* WRITTEN EXERCISE
Identify each line containing the word "Waugh" and copy it.

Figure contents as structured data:
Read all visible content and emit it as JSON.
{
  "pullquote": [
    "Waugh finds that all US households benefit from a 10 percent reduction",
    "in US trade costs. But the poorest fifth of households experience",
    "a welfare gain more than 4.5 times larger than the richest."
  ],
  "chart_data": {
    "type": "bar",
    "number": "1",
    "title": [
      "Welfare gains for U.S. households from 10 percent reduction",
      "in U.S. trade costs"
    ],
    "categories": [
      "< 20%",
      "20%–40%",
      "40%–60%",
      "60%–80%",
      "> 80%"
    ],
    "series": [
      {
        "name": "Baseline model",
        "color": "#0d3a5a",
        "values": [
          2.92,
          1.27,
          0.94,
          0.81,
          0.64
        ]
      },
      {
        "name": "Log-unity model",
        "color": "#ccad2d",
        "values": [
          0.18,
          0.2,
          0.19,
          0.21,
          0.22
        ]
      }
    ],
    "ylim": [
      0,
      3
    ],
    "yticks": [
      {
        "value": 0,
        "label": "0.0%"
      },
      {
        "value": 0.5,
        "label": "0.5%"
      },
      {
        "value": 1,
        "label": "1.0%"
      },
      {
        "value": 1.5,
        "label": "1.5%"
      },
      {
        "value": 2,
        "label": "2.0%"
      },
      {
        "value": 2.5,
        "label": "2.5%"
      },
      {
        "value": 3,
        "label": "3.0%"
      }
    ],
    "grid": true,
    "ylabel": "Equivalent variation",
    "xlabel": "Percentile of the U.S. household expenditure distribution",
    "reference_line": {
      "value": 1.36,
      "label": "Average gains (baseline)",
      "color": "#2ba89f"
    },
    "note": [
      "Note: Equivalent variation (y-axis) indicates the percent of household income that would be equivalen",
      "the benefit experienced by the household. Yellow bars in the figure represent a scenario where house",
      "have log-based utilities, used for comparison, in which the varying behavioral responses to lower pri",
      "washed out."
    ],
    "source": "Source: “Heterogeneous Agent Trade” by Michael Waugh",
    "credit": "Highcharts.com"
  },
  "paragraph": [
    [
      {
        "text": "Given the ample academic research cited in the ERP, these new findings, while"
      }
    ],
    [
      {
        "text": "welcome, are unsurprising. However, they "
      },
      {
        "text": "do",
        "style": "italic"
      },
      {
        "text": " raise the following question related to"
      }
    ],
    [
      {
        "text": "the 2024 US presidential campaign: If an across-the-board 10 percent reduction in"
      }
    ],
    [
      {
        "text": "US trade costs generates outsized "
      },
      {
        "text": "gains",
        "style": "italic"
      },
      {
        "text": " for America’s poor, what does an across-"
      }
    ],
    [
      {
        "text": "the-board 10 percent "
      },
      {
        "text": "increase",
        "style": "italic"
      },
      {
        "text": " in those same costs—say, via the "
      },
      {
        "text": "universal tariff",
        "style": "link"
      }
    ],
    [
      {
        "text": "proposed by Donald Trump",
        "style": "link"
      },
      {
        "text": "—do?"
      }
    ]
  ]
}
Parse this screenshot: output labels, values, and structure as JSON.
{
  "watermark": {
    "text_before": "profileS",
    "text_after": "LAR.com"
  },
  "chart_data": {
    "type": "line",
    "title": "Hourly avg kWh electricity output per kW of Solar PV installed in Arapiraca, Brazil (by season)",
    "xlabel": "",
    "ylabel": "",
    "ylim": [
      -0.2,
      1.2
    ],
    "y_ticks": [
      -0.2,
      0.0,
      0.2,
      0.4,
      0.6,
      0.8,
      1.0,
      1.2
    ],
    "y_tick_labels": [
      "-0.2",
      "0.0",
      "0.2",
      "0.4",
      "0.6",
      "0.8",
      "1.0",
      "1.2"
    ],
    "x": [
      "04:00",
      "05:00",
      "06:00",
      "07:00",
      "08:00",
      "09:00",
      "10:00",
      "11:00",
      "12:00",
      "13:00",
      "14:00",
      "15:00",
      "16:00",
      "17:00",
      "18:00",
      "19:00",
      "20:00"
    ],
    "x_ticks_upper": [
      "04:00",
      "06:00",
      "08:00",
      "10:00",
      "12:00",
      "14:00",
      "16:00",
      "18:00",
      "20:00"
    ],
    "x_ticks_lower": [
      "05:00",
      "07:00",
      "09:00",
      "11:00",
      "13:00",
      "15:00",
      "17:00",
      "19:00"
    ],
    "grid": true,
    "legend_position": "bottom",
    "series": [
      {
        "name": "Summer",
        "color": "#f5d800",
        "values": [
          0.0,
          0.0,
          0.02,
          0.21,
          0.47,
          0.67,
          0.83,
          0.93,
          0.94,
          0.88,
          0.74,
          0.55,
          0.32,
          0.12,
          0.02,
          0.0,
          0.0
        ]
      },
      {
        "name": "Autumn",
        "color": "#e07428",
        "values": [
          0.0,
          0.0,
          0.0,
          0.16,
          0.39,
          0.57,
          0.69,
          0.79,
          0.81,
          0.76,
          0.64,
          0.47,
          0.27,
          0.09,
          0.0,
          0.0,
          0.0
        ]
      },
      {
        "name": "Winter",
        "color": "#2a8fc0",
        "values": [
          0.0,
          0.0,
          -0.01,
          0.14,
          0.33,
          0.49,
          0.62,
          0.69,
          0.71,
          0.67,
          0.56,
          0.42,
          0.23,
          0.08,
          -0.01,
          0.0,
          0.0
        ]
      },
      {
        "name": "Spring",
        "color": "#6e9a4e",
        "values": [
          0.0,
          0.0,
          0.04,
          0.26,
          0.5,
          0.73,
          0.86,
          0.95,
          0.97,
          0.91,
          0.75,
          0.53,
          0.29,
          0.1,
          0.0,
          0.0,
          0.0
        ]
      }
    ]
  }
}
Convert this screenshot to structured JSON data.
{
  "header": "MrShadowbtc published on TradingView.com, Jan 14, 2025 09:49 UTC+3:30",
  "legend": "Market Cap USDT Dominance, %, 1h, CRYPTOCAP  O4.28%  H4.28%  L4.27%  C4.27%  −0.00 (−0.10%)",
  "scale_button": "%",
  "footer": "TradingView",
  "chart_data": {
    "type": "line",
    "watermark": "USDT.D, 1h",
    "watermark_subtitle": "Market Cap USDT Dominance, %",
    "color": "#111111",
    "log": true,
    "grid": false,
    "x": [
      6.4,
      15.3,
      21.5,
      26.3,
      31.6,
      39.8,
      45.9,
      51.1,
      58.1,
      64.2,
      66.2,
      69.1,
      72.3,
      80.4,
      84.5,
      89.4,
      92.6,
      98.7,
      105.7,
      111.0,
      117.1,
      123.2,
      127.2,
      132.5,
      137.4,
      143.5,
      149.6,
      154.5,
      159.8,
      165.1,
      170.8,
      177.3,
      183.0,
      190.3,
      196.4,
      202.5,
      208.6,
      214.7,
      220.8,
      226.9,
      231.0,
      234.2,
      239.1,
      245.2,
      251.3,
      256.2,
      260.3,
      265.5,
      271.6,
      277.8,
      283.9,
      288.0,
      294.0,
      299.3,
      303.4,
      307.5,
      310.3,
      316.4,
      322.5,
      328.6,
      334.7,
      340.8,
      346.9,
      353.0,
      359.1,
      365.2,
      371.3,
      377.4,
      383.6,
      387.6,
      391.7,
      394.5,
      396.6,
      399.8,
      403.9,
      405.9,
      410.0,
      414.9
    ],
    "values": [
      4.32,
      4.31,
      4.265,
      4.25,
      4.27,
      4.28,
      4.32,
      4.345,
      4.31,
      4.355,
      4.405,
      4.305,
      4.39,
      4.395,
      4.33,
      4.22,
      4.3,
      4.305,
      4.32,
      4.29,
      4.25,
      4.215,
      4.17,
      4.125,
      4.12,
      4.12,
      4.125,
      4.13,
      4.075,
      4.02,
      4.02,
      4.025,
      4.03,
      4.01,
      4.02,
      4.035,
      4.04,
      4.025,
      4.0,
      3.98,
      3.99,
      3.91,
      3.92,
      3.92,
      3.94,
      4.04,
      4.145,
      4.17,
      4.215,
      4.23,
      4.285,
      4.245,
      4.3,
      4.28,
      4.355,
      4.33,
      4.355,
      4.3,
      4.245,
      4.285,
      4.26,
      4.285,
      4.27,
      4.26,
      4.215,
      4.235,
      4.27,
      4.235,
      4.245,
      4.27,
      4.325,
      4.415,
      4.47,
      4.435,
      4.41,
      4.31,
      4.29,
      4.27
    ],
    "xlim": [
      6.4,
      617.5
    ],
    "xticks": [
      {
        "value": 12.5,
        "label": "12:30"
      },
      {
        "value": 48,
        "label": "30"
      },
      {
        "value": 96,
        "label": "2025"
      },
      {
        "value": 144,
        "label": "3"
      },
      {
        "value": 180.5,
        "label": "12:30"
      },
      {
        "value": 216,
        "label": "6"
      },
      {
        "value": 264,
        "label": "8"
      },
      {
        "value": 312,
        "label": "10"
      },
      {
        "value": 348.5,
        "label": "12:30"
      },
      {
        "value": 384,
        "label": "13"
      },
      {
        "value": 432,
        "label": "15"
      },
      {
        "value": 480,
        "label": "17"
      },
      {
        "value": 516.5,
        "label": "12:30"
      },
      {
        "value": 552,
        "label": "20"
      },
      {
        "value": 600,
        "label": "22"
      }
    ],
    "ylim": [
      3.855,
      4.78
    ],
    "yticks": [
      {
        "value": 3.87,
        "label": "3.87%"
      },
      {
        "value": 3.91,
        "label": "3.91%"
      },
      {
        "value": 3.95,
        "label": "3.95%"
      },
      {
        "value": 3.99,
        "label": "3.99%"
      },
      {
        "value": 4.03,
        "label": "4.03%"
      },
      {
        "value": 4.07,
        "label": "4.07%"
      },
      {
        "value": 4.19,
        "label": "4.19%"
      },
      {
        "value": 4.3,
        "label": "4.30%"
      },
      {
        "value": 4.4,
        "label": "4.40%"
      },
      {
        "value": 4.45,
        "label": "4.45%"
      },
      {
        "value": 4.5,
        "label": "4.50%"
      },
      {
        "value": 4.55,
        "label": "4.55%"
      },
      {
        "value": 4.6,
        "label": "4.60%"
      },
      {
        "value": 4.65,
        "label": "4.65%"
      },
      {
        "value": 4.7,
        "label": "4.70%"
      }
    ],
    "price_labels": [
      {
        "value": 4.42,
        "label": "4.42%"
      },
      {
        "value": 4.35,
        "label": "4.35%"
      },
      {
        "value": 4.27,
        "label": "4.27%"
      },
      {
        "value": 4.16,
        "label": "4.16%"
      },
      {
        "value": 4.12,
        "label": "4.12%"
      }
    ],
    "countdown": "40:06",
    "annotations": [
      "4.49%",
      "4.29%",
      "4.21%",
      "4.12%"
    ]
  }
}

* EXERCISE ANSWER
    "Waugh finds that all US households benefit from a 10 percent reduction",
    "source": "Source: “Heterogeneous Agent Trade” by Michael Waugh",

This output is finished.